**Source document:**
────────────────────

PLC Magazine recently published a thought-provoking article, Data protection: privacy by (re)design, by Sylvain Magdinier and Claire Walsh of Marshall Denning. The piece provides a thorough analysis of one of the most challenging concepts of the EU General Data Protection Regulation (GDPR), privacy by design (PbD) under Article 25.
PbD is not new under the GDPR and its genesis can be traced back to 2009 and the work of Ann Cavoukian, the former Information and Privacy Commissioner for Ontario, Canada. However, with its unprecedented clout, the GDPR is driving people to take PbD much more seriously and embed the principle fully into their organisations’ systems and processes.
What differs in Magdinier and Walsh’s analysis from the commentary seen elsewhere on PbD is its focus on the challenge of making the systems you already have work in a GDPR-compliant manner “by design”. This is vital; very few businesses have the luxury of being able to procure new systems designed with GDPR benchmark privacy baked in. The piece refers to this as privacy by redesign.
PbD: pragmatism and subjectivity
The central point: “Article 25 makes clear that the data controller is required to implement PbD both at the time of determining the means for processing and at the time of the processing. PbD is not simply a forward-looking duty but must, at least in principle, be reverse engineered into existing personal data processing operations to ensure that compliance is built into processing operations when they take place”.
In essence, the GDPR calls for a pragmatic approach to PbD reverse engineering for controllers that replicates one for new builds:
- Measured assessment of the legal and compliance risks.
- Careful process engineering.
- Analysis of the organisation’s data operations that takes into account people’s actual interactions with data processing technologies.
The Data Protection Act 2018 (DPA 2018) layers onto this the requirement for each controller to implement appropriate technical and organisational measures that implement the data protection principles and integrate necessary safeguards (section 57).
As Magdinier and Walsh make clear, when applying PbD to existing systems the good news is that there is no absolute standard that applies. Crucially, what technical and organisational measures are appropriate is subjective to the controller, albeit in a highly enlightened way, not to all potentially-impacted data subjects.
Role of the data protection impact assessment
The article also highlights the key role of another creature of the GDPR in retrospective PbD: the data protection impact assessment (DPIA). The DPIA provides a framework for assessing the privacy-related risks that could arise from personal data processing as part of business activity. While DPIAs are generally considered to be part of future system and product design, they are are just as effective where legacy system privacy risks need to be analysed for the first time. See Practice note, Data protection impact assessments under the GDPR.
Morrisons and vicarious liability
Subject to the outcome of a potential appeal the Supreme Court, the Morrisons case, which effectively introduces vicarious liability to data protection infringements, is also very relevant (see Morrisons’ liability for rogue employee: an apple of discord). The knock-on effects of Morrisons should include a keener than ever focus on PbD. The direct exposure resulting from employee misuse of data highlights how critical it is to design and redesign the human elements of systems carefully. Indeed, the so-called “insider threat”, caused by worker negligence or criminality, is widely viewed as the most prolific source of data protection risk for businesses. The best technology upgrades in the world cannot mask this reality.

────────────────────

**Information shown:**

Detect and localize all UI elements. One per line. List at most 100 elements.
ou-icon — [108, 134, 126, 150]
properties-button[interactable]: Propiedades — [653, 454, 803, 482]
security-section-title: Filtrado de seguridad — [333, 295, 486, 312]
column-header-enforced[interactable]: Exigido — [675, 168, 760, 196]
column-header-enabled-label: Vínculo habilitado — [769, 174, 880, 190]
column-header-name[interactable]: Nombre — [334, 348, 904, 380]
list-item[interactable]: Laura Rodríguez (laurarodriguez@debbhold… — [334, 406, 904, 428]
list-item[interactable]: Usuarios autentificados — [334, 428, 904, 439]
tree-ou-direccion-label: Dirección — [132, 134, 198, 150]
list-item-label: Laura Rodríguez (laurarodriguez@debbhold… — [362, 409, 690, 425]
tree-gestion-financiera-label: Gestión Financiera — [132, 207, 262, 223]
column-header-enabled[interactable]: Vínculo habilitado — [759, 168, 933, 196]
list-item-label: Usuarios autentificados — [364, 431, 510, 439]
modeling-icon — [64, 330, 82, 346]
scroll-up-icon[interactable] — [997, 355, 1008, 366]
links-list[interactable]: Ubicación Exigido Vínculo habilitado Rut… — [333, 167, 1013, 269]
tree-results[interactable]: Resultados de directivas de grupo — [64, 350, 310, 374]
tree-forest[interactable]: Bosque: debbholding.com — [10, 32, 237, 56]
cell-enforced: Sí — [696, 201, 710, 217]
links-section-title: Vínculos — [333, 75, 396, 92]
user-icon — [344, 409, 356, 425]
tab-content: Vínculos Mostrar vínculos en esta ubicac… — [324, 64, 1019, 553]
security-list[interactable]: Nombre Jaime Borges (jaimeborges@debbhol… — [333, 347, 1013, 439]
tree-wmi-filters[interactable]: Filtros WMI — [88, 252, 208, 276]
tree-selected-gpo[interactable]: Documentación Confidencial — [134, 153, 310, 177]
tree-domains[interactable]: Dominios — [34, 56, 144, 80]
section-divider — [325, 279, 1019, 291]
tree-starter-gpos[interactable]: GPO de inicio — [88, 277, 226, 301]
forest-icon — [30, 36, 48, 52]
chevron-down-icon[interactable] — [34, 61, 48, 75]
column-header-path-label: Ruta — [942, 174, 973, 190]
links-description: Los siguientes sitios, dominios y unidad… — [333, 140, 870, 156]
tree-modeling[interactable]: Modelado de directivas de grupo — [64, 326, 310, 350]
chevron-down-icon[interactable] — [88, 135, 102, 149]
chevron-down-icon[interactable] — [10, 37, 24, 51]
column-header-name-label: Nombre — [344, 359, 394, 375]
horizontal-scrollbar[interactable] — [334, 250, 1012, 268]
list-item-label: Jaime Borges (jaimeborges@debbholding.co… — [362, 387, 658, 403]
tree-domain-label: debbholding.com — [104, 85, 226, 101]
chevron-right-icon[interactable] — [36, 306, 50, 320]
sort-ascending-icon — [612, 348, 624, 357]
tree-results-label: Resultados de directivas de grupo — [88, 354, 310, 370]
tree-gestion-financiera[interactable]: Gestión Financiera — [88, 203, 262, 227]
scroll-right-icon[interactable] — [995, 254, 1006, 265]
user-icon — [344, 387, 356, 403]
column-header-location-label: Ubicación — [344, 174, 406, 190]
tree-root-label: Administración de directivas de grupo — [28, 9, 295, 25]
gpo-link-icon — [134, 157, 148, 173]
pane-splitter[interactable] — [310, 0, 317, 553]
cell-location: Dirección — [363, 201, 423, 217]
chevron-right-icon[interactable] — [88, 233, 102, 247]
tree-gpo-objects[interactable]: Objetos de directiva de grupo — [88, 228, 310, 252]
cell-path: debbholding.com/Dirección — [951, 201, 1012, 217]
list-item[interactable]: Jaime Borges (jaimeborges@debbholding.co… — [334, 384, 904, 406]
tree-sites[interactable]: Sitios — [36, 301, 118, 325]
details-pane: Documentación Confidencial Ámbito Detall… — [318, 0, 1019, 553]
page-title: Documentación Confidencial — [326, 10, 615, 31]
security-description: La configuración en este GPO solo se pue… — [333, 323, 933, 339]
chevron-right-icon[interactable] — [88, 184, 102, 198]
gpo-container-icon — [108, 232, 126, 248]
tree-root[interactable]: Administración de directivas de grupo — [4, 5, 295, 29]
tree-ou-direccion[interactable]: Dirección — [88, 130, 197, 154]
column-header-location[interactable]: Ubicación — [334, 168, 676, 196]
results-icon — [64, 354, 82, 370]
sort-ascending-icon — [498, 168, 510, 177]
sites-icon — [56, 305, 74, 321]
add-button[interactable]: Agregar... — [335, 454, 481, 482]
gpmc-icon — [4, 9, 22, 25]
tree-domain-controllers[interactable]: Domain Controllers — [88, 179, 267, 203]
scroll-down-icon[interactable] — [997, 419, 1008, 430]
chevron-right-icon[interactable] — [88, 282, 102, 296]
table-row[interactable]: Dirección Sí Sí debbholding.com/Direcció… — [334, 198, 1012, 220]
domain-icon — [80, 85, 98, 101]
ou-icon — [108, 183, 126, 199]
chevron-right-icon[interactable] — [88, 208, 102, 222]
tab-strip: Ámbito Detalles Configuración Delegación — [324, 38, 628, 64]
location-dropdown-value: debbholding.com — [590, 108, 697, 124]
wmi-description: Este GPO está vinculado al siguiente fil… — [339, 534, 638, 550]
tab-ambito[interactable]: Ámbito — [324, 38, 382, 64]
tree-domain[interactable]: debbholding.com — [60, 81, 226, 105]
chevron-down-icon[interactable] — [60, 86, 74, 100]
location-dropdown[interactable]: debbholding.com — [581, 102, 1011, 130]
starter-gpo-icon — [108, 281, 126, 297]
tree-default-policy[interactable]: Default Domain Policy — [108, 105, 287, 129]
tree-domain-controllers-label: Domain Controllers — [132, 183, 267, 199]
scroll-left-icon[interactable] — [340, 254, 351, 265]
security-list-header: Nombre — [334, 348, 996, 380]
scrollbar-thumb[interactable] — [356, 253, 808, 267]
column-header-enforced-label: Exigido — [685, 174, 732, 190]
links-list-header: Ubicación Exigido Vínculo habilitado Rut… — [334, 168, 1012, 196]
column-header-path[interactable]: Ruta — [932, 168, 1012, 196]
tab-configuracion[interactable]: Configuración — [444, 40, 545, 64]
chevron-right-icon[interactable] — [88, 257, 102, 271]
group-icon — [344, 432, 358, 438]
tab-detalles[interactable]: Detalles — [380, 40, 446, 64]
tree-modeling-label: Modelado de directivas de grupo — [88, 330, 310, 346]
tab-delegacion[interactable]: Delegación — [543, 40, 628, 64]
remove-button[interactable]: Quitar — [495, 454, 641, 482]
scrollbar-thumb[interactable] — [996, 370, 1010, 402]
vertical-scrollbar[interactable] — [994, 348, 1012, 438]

────────────────────

**Your tasks:**
[a] Print the passage of the article on privacy by design between "The Data Protection Act" and "potentially-impacted data subjects.", inclusive.
[b] According to the article on privacy by design, why is the focus on making existing systems work in a GDPR-compliant manner "by design" vital? Answer in one to three sentences.
The entries have no connection to the article on privacy by design.

**Outputs for the tasks:**
[a]
The Data Protection Act 2018 (DPA 2018) layers onto this the requirement for each controller to implement appropriate technical and organisational measures that implement the data protection principles and integrate necessary safeguards (section 57).
As Magdinier and Walsh make clear, when applying PbD to existing systems the good news is that there is no absolute standard that applies. Crucially, what technical and organisational measures are appropriate is subjective to the controller, albeit in a highly enlightened way, not to all potentially-impacted data subjects.

[b] It is vital because very few businesses have the luxury of being able to procure new systems designed with GDPR benchmark privacy baked in. Most must therefore make the systems they already have compliant, which the piece calls privacy by redesign.